STATED EXERCISE ▸ Print the records again, character for character.

Saved data entries
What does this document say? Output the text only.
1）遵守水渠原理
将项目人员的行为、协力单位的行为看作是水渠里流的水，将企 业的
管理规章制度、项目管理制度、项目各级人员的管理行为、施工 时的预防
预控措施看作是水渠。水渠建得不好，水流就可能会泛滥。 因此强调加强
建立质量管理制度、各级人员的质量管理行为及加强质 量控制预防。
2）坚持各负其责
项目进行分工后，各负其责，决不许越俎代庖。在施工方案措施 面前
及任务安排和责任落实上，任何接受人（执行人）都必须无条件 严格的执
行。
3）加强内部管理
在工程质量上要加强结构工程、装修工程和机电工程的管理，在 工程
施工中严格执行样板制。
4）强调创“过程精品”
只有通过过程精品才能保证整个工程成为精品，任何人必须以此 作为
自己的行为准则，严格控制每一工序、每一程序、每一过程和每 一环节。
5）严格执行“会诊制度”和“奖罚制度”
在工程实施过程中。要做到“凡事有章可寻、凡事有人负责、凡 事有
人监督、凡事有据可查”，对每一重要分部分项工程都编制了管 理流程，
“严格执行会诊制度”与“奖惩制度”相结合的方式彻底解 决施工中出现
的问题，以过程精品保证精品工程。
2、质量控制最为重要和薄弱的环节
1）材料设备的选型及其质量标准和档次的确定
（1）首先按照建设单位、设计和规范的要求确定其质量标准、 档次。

ANSWER TO THE PROBLEM ▸
What does this document say? Output the text only.
1）遵守水渠原理
将项目人员的行为、协力单位的行为看作是水渠里流的水，将企 业的
管理规章制度、项目管理制度、项目各级人员的管理行为、施工 时的预防
预控措施看作是水渠。水渠建得不好，水流就可能会泛滥。 因此强调加强
建立质量管理制度、各级人员的质量管理行为及加强质 量控制预防。
2）坚持各负其责
项目进行分工后，各负其责，决不许越俎代庖。在施工方案措施 面前
及任务安排和责任落实上，任何接受人（执行人）都必须无条件 严格的执
行。
3）加强内部管理
在工程质量上要加强结构工程、装修工程和机电工程的管理，在 工程
施工中严格执行样板制。
4）强调创“过程精品”
只有通过过程精品才能保证整个工程成为精品，任何人必须以此 作为
自己的行为准则，严格控制每一工序、每一程序、每一过程和每 一环节。
5）严格执行“会诊制度”和“奖罚制度”
在工程实施过程中。要做到“凡事有章可寻、凡事有人负责、凡 事有
人监督、凡事有据可查”，对每一重要分部分项工程都编制了管 理流程，
“严格执行会诊制度”与“奖惩制度”相结合的方式彻底解 决施工中出现
的问题，以过程精品保证精品工程。
2、质量控制最为重要和薄弱的环节
1）材料设备的选型及其质量标准和档次的确定
（1）首先按照建设单位、设计和规范的要求确定其质量标准、 档次。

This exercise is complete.